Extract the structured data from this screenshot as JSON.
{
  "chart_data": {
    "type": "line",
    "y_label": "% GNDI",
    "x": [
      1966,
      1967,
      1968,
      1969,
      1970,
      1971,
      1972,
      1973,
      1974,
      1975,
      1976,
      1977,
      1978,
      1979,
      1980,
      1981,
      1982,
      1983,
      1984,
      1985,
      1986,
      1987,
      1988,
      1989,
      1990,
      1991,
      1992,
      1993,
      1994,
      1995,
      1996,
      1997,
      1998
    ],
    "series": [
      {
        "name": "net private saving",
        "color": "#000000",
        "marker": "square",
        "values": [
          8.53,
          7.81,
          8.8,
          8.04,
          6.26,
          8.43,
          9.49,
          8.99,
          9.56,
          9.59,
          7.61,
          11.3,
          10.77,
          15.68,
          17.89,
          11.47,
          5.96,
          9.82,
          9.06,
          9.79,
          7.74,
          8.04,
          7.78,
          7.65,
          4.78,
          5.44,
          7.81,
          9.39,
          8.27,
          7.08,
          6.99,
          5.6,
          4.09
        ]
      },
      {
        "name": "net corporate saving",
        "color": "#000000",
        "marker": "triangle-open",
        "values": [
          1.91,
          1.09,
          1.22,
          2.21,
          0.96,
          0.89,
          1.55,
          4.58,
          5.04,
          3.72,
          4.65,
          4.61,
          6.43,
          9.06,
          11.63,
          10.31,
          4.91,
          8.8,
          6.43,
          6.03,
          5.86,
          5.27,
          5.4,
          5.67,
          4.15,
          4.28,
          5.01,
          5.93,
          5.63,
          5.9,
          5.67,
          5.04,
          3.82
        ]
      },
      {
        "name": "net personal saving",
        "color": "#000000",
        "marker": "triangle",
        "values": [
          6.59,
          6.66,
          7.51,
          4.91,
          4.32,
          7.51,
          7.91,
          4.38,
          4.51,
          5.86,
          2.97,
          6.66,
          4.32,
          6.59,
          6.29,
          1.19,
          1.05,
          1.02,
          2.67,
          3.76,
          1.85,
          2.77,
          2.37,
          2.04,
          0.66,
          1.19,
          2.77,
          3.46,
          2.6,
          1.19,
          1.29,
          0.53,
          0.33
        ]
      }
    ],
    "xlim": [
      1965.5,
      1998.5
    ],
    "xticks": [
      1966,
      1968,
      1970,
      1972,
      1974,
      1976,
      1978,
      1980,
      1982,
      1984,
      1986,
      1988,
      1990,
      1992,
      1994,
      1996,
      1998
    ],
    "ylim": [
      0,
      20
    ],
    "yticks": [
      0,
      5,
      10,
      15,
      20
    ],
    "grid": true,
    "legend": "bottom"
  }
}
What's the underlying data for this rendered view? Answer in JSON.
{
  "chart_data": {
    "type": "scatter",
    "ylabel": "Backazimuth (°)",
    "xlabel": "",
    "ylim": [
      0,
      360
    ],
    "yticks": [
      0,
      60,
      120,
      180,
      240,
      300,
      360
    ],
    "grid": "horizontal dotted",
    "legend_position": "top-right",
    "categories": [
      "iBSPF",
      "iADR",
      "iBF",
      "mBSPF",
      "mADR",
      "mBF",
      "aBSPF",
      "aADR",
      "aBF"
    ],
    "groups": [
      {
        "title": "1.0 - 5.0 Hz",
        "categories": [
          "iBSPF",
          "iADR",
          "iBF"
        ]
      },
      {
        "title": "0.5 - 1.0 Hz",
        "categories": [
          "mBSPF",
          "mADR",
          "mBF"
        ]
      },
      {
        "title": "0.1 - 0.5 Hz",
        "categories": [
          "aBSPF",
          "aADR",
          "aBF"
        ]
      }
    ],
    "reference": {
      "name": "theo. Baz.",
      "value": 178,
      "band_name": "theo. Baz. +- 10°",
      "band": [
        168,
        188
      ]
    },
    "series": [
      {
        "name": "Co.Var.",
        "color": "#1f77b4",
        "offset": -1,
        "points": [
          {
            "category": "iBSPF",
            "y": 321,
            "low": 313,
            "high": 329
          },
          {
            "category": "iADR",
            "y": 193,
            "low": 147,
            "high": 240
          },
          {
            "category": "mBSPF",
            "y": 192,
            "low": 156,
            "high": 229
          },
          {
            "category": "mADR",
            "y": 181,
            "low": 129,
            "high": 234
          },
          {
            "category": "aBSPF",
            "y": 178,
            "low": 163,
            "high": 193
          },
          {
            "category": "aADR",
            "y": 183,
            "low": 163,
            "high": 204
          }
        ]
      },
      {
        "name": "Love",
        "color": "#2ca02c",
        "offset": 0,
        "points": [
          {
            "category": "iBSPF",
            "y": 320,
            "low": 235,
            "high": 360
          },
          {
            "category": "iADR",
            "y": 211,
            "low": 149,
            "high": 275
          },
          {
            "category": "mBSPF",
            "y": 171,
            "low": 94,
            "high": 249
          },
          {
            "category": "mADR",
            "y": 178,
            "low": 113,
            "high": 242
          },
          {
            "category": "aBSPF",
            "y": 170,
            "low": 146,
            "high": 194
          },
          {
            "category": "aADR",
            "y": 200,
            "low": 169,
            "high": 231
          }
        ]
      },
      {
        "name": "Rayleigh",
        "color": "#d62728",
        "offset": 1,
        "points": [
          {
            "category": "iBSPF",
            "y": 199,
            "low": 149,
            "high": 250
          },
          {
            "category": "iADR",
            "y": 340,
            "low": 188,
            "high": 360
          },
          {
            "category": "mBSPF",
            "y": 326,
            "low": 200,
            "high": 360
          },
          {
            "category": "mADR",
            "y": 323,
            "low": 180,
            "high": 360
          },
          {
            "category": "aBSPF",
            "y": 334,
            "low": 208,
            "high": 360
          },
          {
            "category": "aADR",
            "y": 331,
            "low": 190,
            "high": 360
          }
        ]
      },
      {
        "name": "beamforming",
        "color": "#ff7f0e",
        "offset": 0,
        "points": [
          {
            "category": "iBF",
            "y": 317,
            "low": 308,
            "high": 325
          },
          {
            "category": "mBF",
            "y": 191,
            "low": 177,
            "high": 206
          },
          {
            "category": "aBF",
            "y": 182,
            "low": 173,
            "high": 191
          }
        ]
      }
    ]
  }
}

### STATED PROBLEM
Repeat the records above exactly, from the first line to the last.

### IN RESPONSE
Extract the structured data from this screenshot as JSON.
{
  "chart_data": {
    "type": "line",
    "y_label": "% GNDI",
    "x": [
      1966,
      1967,
      1968,
      1969,
      1970,
      1971,
      1972,
      1973,
      1974,
      1975,
      1976,
      1977,
      1978,
      1979,
      1980,
      1981,
      1982,
      1983,
      1984,
      1985,
      1986,
      1987,
      1988,
      1989,
      1990,
      1991,
      1992,
      1993,
      1994,
      1995,
      1996,
      1997,
      1998
    ],
    "series": [
      {
        "name": "net private saving",
        "color": "#000000",
        "marker": "square",
        "values": [
          8.53,
          7.81,
          8.8,
          8.04,
          6.26,
          8.43,
          9.49,
          8.99,
          9.56,
          9.59,
          7.61,
          11.3,
          10.77,
          15.68,
          17.89,
          11.47,
          5.96,
          9.82,
          9.06,
          9.79,
          7.74,
          8.04,
          7.78,
          7.65,
          4.78,
          5.44,
          7.81,
          9.39,
          8.27,
          7.08,
          6.99,
          5.6,
          4.09
        ]
      },
      {
        "name": "net corporate saving",
        "color": "#000000",
        "marker": "triangle-open",
        "values": [
          1.91,
          1.09,
          1.22,
          2.21,
          0.96,
          0.89,
          1.55,
          4.58,
          5.04,
          3.72,
          4.65,
          4.61,
          6.43,
          9.06,
          11.63,
          10.31,
          4.91,
          8.8,
          6.43,
          6.03,
          5.86,
          5.27,
          5.4,
          5.67,
          4.15,
          4.28,
          5.01,
          5.93,
          5.63,
          5.9,
          5.67,
          5.04,
          3.82
        ]
      },
      {
        "name": "net personal saving",
        "color": "#000000",
        "marker": "triangle",
        "values": [
          6.59,
          6.66,
          7.51,
          4.91,
          4.32,
          7.51,
          7.91,
          4.38,
          4.51,
          5.86,
          2.97,
          6.66,
          4.32,
          6.59,
          6.29,
          1.19,
          1.05,
          1.02,
          2.67,
          3.76,
          1.85,
          2.77,
          2.37,
          2.04,
          0.66,
          1.19,
          2.77,
          3.46,
          2.6,
          1.19,
          1.29,
          0.53,
          0.33
        ]
      }
    ],
    "xlim": [
      1965.5,
      1998.5
    ],
    "xticks": [
      1966,
      1968,
      1970,
      1972,
      1974,
      1976,
      1978,
      1980,
      1982,
      1984,
      1986,
      1988,
      1990,
      1992,
      1994,
      1996,
      1998
    ],
    "ylim": [
      0,
      20
    ],
    "yticks": [
      0,
      5,
      10,
      15,
      20
    ],
    "grid": true,
    "legend": "bottom"
  }
}
What's the underlying data for this rendered view? Answer in JSON.
{
  "chart_data": {
    "type": "scatter",
    "ylabel": "Backazimuth (°)",
    "xlabel": "",
    "ylim": [
      0,
      360
    ],
    "yticks": [
      0,
      60,
      120,
      180,
      240,
      300,
      360
    ],
    "grid": "horizontal dotted",
    "legend_position": "top-right",
    "categories": [
      "iBSPF",
      "iADR",
      "iBF",
      "mBSPF",
      "mADR",
      "mBF",
      "aBSPF",
      "aADR",
      "aBF"
    ],
    "groups": [
      {
        "title": "1.0 - 5.0 Hz",
        "categories": [
          "iBSPF",
          "iADR",
          "iBF"
        ]
      },
      {
        "title": "0.5 - 1.0 Hz",
        "categories": [
          "mBSPF",
          "mADR",
          "mBF"
        ]
      },
      {
        "title": "0.1 - 0.5 Hz",
        "categories": [
          "aBSPF",
          "aADR",
          "aBF"
        ]
      }
    ],
    "reference": {
      "name": "theo. Baz.",
      "value": 178,
      "band_name": "theo. Baz. +- 10°",
      "band": [
        168,
        188
      ]
    },
    "series": [
      {
        "name": "Co.Var.",
        "color": "#1f77b4",
        "offset": -1,
        "points": [
          {
            "category": "iBSPF",
            "y": 321,
            "low": 313,
            "high": 329
          },
          {
            "category": "iADR",
            "y": 193,
            "low": 147,
            "high": 240
          },
          {
            "category": "mBSPF",
            "y": 192,
            "low": 156,
            "high": 229
          },
          {
            "category": "mADR",
            "y": 181,
            "low": 129,
            "high": 234
          },
          {
            "category": "aBSPF",
            "y": 178,
            "low": 163,
            "high": 193
          },
          {
            "category": "aADR",
            "y": 183,
            "low": 163,
            "high": 204
          }
        ]
      },
      {
        "name": "Love",
        "color": "#2ca02c",
        "offset": 0,
        "points": [
          {
            "category": "iBSPF",
            "y": 320,
            "low": 235,
            "high": 360
          },
          {
            "category": "iADR",
            "y": 211,
            "low": 149,
            "high": 275
          },
          {
            "category": "mBSPF",
            "y": 171,
            "low": 94,
            "high": 249
          },
          {
            "category": "mADR",
            "y": 178,
            "low": 113,
            "high": 242
          },
          {
            "category": "aBSPF",
            "y": 170,
            "low": 146,
            "high": 194
          },
          {
            "category": "aADR",
            "y": 200,
            "low": 169,
            "high": 231
          }
        ]
      },
      {
        "name": "Rayleigh",
        "color": "#d62728",
        "offset": 1,
        "points": [
          {
            "category": "iBSPF",
            "y": 199,
            "low": 149,
            "high": 250
          },
          {
            "category": "iADR",
            "y": 340,
            "low": 188,
            "high": 360
          },
          {
            "category": "mBSPF",
            "y": 326,
            "low": 200,
            "high": 360
          },
          {
            "category": "mADR",
            "y": 323,
            "low": 180,
            "high": 360
          },
          {
            "category": "aBSPF",
            "y": 334,
            "low": 208,
            "high": 360
          },
          {
            "category": "aADR",
            "y": 331,
            "low": 190,
            "high": 360
          }
        ]
      },
      {
        "name": "beamforming",
        "color": "#ff7f0e",
        "offset": 0,
        "points": [
          {
            "category": "iBF",
            "y": 317,
            "low": 308,
            "high": 325
          },
          {
            "category": "mBF",
            "y": 191,
            "low": 177,
            "high": 206
          },
          {
            "category": "aBF",
            "y": 182,
            "low": 173,
            "high": 191
          }
        ]
      }
    ]
  }
}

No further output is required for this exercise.